▸ **SHORT EXERCISE**:
Your task is to tally the lines of the listing containing the word "text" and report the figure alone.

** START **

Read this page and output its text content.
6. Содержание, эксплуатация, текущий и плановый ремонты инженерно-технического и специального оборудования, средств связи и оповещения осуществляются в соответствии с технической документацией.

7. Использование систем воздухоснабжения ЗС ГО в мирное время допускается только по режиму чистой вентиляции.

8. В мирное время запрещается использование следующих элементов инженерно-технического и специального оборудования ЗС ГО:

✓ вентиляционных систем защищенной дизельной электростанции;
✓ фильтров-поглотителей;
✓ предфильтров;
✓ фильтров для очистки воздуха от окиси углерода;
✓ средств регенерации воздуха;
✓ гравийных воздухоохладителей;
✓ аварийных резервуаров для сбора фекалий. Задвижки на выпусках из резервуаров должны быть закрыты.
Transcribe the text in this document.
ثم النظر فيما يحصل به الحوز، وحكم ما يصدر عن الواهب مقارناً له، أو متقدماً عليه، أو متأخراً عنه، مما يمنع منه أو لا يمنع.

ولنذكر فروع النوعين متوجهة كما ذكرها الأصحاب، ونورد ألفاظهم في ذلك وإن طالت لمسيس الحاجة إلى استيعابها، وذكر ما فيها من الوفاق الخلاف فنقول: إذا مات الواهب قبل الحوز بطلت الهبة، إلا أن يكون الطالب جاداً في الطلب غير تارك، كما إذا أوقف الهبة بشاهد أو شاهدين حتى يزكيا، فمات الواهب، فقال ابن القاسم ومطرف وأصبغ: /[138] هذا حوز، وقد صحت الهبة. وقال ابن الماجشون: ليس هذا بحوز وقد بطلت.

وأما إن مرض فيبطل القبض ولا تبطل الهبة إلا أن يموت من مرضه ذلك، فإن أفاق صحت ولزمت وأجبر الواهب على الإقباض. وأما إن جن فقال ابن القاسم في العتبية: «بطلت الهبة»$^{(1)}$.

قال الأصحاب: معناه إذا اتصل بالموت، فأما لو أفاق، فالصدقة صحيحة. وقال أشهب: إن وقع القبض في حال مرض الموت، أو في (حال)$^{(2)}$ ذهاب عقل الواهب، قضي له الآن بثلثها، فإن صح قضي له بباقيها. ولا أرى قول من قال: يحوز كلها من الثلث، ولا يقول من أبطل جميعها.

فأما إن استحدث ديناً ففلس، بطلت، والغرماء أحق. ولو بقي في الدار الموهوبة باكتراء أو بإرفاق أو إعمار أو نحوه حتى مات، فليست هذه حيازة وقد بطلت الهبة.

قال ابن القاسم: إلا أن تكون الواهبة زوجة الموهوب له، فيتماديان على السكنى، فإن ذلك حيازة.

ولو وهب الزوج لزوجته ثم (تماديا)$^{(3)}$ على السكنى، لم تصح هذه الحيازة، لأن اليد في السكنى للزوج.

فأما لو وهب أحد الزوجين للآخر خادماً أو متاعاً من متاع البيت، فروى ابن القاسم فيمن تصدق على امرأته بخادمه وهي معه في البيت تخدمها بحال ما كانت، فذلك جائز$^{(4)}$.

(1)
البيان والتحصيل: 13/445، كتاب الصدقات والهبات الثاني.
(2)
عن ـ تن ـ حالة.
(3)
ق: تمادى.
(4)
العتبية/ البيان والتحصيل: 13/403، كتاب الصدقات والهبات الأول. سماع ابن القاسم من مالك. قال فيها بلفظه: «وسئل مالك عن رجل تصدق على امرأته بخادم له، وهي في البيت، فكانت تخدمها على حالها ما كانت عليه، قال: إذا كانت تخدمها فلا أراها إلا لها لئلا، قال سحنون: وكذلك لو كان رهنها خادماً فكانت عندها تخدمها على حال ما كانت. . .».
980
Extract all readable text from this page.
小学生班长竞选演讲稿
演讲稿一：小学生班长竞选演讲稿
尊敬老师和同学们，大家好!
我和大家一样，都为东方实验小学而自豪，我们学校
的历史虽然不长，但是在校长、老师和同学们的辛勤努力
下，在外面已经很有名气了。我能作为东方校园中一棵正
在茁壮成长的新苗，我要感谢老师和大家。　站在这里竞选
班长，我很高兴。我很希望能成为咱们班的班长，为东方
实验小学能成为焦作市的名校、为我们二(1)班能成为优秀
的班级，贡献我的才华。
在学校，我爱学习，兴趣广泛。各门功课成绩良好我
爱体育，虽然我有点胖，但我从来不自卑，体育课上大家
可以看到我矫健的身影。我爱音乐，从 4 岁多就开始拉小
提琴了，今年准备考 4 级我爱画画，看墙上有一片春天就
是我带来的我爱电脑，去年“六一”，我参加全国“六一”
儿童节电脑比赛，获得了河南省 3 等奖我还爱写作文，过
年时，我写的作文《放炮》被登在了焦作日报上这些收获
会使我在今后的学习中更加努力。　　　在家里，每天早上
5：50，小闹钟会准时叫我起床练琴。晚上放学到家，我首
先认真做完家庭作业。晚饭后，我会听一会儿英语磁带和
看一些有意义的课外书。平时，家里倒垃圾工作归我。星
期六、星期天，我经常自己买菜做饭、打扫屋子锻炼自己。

** END **

▸ **SOLUTION TO THE EXERCISE**:
3